Task instructions. Write the records below out in full, character for character, with no pictures.

--- Start ---

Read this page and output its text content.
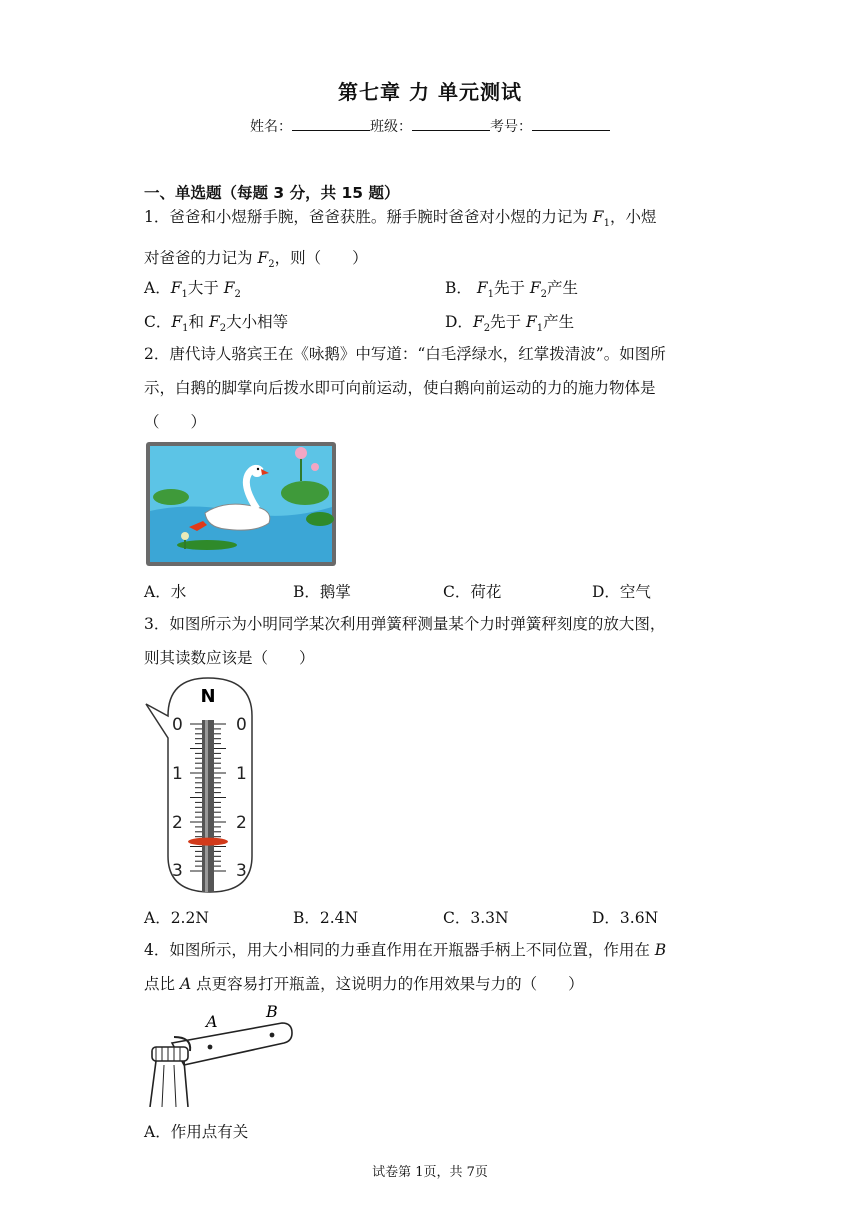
第七章 力 单元测试
姓名：	班级：	考号：
一、单选题（每题 3 分，共 15 题）
1．爸爸和小煜掰手腕，爸爸获胜。掰手腕时爸爸对小煜的力记为 $F_1$，小煜
对爸爸的力记为 $F_2$，则（　　）
A．$F_1$大于 $F_2$	B． $F_1$先于 $F_2$产生
C．$F_1$和 $F_2$大小相等	D．$F_2$先于 $F_1$产生
2．唐代诗人骆宾王在《咏鹅》中写道：“白毛浮绿水，红掌拨清波”。如图所
示，白鹅的脚掌向后拨水即可向前运动，使白鹅向前运动的力的施力物体是
（　　）
A．水	B．鹅掌	C．荷花	D．空气
3．如图所示为小明同学某次利用弹簧秤测量某个力时弹簧秤刻度的放大图，
则其读数应该是（　　）
N
0
1
2
3
0
1
2
3
A．2.2N	B．2.4N	C．3.3N	D．3.6N
4．如图所示，用大小相同的力垂直作用在开瓶器手柄上不同位置，作用在 B
点比 A 点更容易打开瓶盖，这说明力的作用效果与力的（　　）
A
B
A．作用点有关
试卷第 1页，共 7页
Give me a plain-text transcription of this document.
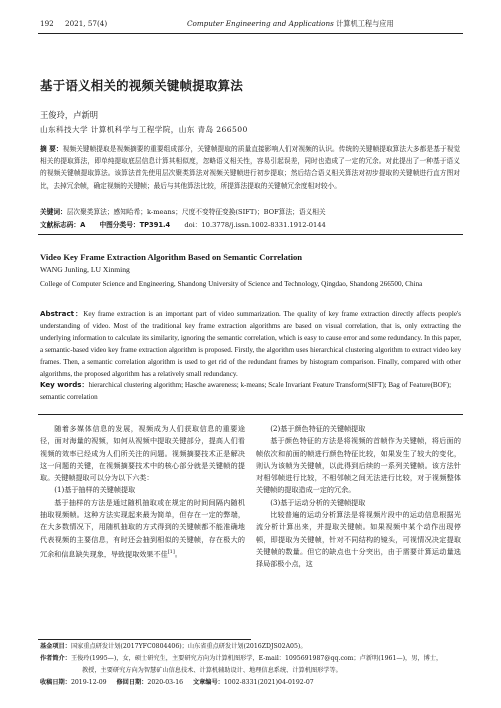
192 2021, 57(4)	Computer Engineering and Applications 计算机工程与应用
基于语义相关的视频关键帧提取算法
王俊玲，卢新明
山东科技大学 计算机科学与工程学院，山东 青岛 266500
摘 要：视频关键帧提取是视频摘要的重要组成部分，关键帧提取的质量直接影响人们对视频的认识。传统的关键帧提取算法大多都是基于视觉相关的提取算法，即单纯提取底层信息计算其相似度，忽略语义相关性，容易引起误差，同时也造成了一定的冗余。对此提出了一种基于语义的视频关键帧提取算法。该算法首先使用层次聚类算法对视频关键帧进行初步提取；然后结合语义相关算法对初步提取的关键帧进行直方图对比，去掉冗余帧，确定视频的关键帧；最后与其他算法比较，所提算法提取的关键帧冗余度相对较小。
关键词：层次聚类算法；感知哈希；k-means；尺度不变特征变换(SIFT)；BOF算法；语义相关
文献标志码：A 中图分类号：TP391.4 doi：10.3778/j.issn.1002-8331.1912-0144
Video Key Frame Extraction Algorithm Based on Semantic Correlation
WANG Junling, LU Xinming
College of Computer Science and Engineering, Shandong University of Science and Technology, Qingdao, Shandong 266500, China
Abstract：Key frame extraction is an important part of video summarization. The quality of key frame extraction directly affects people's understanding of video. Most of the traditional key frame extraction algorithms are based on visual correlation, that is, only extracting the underlying information to calculate its similarity, ignoring the semantic correlation, which is easy to cause error and some redundancy. In this paper, a semantic-based video key frame extraction algorithm is proposed. Firstly, the algorithm uses hierarchical clustering algorithm to extract video key frames. Then, a semantic correlation algorithm is used to get rid of the redundant frames by histogram comparison. Finally, compared with other algorithms, the proposed algorithm has a relatively small redundancy.
Key words：hierarchical clustering algorithm; Hasche awareness; k-means; Scale Invariant Feature Transform(SIFT); Bag of Feature(BOF); semantic correlation

随着多媒体信息的发展，视频成为人们获取信息的重要途径，面对海量的视频，如何从视频中提取关键部分，提高人们看视频的效率已经成为人们所关注的问题。视频摘要技术正是解决这一问题的关键，在视频摘要技术中的核心部分就是关键帧的提取。关键帧提取可以分为以下六类：

(1)基于抽样的关键帧提取

基于抽样的方法是通过随机抽取或在规定的时间间隔内随机抽取视频帧。这种方法实现起来最为简单，但存在一定的弊端，在大多数情况下，用随机抽取的方式得到的关键帧都不能准确地代表视频的主要信息，有时还会抽到相似的关键帧，存在极大的冗余和信息缺失现象，导致提取效果不佳[1]。

(2)基于颜色特征的关键帧提取

基于颜色特征的方法是将视频的首帧作为关键帧，将后面的帧依次和前面的帧进行颜色特征比较，如果发生了较大的变化，则认为该帧为关键帧，以此得到后续的一系列关键帧。该方法针对相邻帧进行比较，不相邻帧之间无法进行比较，对于视频整体关键帧的提取造成一定的冗余。

(3)基于运动分析的关键帧提取

比较普遍的运动分析算法是将视频片段中的运动信息根据光流分析计算出来，并提取关键帧。如果视频中某个动作出现停顿，即提取为关键帧，针对不同结构的镜头，可视情况决定提取关键帧的数量。但它的缺点也十分突出，由于需要计算运动量选择局部极小点，这

基金项目：国家重点研发计划(2017YFC0804406)；山东省重点研发计划(2016ZDJS02A05)。
作者简介：王俊玲(1995—)，女，硕士研究生，主要研究方向为计算机图形学，E-mail：1095691987@qq.com；卢新明(1961—)，男，博士，
教授，主要研究方向为智慧矿山信息技术、计算机辅助设计、地理信息系统、计算机图形学等。
收稿日期：2019-12-09 修回日期：2020-03-16 文章编号：1002-8331(2021)04-0192-07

--- End ---

Exercise output.
Read this page and output its text content.
第七章 力 单元测试
姓名：	班级：	考号：
一、单选题（每题 3 分，共 15 题）
1．爸爸和小煜掰手腕，爸爸获胜。掰手腕时爸爸对小煜的力记为 $F_1$，小煜
对爸爸的力记为 $F_2$，则（　　）
A．$F_1$大于 $F_2$	B． $F_1$先于 $F_2$产生
C．$F_1$和 $F_2$大小相等	D．$F_2$先于 $F_1$产生
2．唐代诗人骆宾王在《咏鹅》中写道：“白毛浮绿水，红掌拨清波”。如图所
示，白鹅的脚掌向后拨水即可向前运动，使白鹅向前运动的力的施力物体是
（　　）
A．水	B．鹅掌	C．荷花	D．空气
3．如图所示为小明同学某次利用弹簧秤测量某个力时弹簧秤刻度的放大图，
则其读数应该是（　　）
N
0
1
2
3
0
1
2
3
A．2.2N	B．2.4N	C．3.3N	D．3.6N
4．如图所示，用大小相同的力垂直作用在开瓶器手柄上不同位置，作用在 B
点比 A 点更容易打开瓶盖，这说明力的作用效果与力的（　　）
A
B
A．作用点有关
试卷第 1页，共 7页
Give me a plain-text transcription of this document.
192 2021, 57(4)	Computer Engineering and Applications 计算机工程与应用
基于语义相关的视频关键帧提取算法
王俊玲，卢新明
山东科技大学 计算机科学与工程学院，山东 青岛 266500
摘 要：视频关键帧提取是视频摘要的重要组成部分，关键帧提取的质量直接影响人们对视频的认识。传统的关键帧提取算法大多都是基于视觉相关的提取算法，即单纯提取底层信息计算其相似度，忽略语义相关性，容易引起误差，同时也造成了一定的冗余。对此提出了一种基于语义的视频关键帧提取算法。该算法首先使用层次聚类算法对视频关键帧进行初步提取；然后结合语义相关算法对初步提取的关键帧进行直方图对比，去掉冗余帧，确定视频的关键帧；最后与其他算法比较，所提算法提取的关键帧冗余度相对较小。
关键词：层次聚类算法；感知哈希；k-means；尺度不变特征变换(SIFT)；BOF算法；语义相关
文献标志码：A 中图分类号：TP391.4 doi：10.3778/j.issn.1002-8331.1912-0144
Video Key Frame Extraction Algorithm Based on Semantic Correlation
WANG Junling, LU Xinming
College of Computer Science and Engineering, Shandong University of Science and Technology, Qingdao, Shandong 266500, China
Abstract：Key frame extraction is an important part of video summarization. The quality of key frame extraction directly affects people's understanding of video. Most of the traditional key frame extraction algorithms are based on visual correlation, that is, only extracting the underlying information to calculate its similarity, ignoring the semantic correlation, which is easy to cause error and some redundancy. In this paper, a semantic-based video key frame extraction algorithm is proposed. Firstly, the algorithm uses hierarchical clustering algorithm to extract video key frames. Then, a semantic correlation algorithm is used to get rid of the redundant frames by histogram comparison. Finally, compared with other algorithms, the proposed algorithm has a relatively small redundancy.
Key words：hierarchical clustering algorithm; Hasche awareness; k-means; Scale Invariant Feature Transform(SIFT); Bag of Feature(BOF); semantic correlation

随着多媒体信息的发展，视频成为人们获取信息的重要途径，面对海量的视频，如何从视频中提取关键部分，提高人们看视频的效率已经成为人们所关注的问题。视频摘要技术正是解决这一问题的关键，在视频摘要技术中的核心部分就是关键帧的提取。关键帧提取可以分为以下六类：

(1)基于抽样的关键帧提取

基于抽样的方法是通过随机抽取或在规定的时间间隔内随机抽取视频帧。这种方法实现起来最为简单，但存在一定的弊端，在大多数情况下，用随机抽取的方式得到的关键帧都不能准确地代表视频的主要信息，有时还会抽到相似的关键帧，存在极大的冗余和信息缺失现象，导致提取效果不佳[1]。

(2)基于颜色特征的关键帧提取

基于颜色特征的方法是将视频的首帧作为关键帧，将后面的帧依次和前面的帧进行颜色特征比较，如果发生了较大的变化，则认为该帧为关键帧，以此得到后续的一系列关键帧。该方法针对相邻帧进行比较，不相邻帧之间无法进行比较，对于视频整体关键帧的提取造成一定的冗余。

(3)基于运动分析的关键帧提取

比较普遍的运动分析算法是将视频片段中的运动信息根据光流分析计算出来，并提取关键帧。如果视频中某个动作出现停顿，即提取为关键帧，针对不同结构的镜头，可视情况决定提取关键帧的数量。但它的缺点也十分突出，由于需要计算运动量选择局部极小点，这

基金项目：国家重点研发计划(2017YFC0804406)；山东省重点研发计划(2016ZDJS02A05)。
作者简介：王俊玲(1995—)，女，硕士研究生，主要研究方向为计算机图形学，E-mail：1095691987@qq.com；卢新明(1961—)，男，博士，
教授，主要研究方向为智慧矿山信息技术、计算机辅助设计、地理信息系统、计算机图形学等。
收稿日期：2019-12-09 修回日期：2020-03-16 文章编号：1002-8331(2021)04-0192-07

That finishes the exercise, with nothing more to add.